* Exercise prompt *
Each line below that contains "지역에서" counts once; report the total and nothing more.

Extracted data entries
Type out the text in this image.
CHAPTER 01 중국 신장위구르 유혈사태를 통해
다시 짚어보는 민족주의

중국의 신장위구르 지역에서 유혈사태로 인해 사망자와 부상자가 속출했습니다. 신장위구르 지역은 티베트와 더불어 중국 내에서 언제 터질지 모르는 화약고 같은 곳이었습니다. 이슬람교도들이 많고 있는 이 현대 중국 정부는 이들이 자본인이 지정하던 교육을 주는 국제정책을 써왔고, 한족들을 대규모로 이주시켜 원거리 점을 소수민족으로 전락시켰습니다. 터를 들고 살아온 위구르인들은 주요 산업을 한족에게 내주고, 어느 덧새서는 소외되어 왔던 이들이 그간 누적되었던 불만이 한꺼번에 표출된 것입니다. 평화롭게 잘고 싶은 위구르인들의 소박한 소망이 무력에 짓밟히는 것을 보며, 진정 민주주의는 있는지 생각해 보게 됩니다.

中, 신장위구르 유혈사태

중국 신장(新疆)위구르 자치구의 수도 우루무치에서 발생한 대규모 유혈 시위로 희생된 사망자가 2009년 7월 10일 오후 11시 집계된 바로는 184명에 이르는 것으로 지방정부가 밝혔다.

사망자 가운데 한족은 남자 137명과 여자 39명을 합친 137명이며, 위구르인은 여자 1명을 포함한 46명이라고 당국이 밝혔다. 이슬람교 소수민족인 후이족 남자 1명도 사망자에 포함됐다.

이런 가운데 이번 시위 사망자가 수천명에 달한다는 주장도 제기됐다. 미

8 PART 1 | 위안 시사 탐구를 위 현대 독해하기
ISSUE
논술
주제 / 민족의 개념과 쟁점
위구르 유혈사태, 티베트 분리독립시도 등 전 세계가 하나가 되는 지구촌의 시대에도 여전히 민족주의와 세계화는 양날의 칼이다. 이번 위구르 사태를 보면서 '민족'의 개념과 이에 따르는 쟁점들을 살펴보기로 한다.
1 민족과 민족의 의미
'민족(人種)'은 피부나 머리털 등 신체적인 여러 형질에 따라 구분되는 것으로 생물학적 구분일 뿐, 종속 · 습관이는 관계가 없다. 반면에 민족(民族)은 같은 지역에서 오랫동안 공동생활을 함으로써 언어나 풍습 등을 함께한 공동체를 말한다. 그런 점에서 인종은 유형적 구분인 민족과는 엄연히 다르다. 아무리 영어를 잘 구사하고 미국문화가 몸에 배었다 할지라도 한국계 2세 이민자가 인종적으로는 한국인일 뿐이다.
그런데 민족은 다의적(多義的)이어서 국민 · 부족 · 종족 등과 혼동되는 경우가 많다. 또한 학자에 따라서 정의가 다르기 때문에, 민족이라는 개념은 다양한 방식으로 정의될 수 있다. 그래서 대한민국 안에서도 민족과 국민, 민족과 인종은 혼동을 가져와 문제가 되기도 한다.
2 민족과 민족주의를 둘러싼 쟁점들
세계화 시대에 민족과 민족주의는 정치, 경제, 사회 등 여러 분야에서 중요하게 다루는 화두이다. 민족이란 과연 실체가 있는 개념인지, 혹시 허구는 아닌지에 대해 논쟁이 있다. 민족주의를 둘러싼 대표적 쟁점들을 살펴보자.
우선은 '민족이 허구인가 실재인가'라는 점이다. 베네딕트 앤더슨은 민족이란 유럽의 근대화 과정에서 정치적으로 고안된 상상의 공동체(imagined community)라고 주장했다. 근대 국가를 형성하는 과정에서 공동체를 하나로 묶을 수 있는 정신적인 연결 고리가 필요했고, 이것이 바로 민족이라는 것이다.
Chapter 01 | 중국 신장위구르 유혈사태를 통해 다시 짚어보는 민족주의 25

* Exercise solution *
2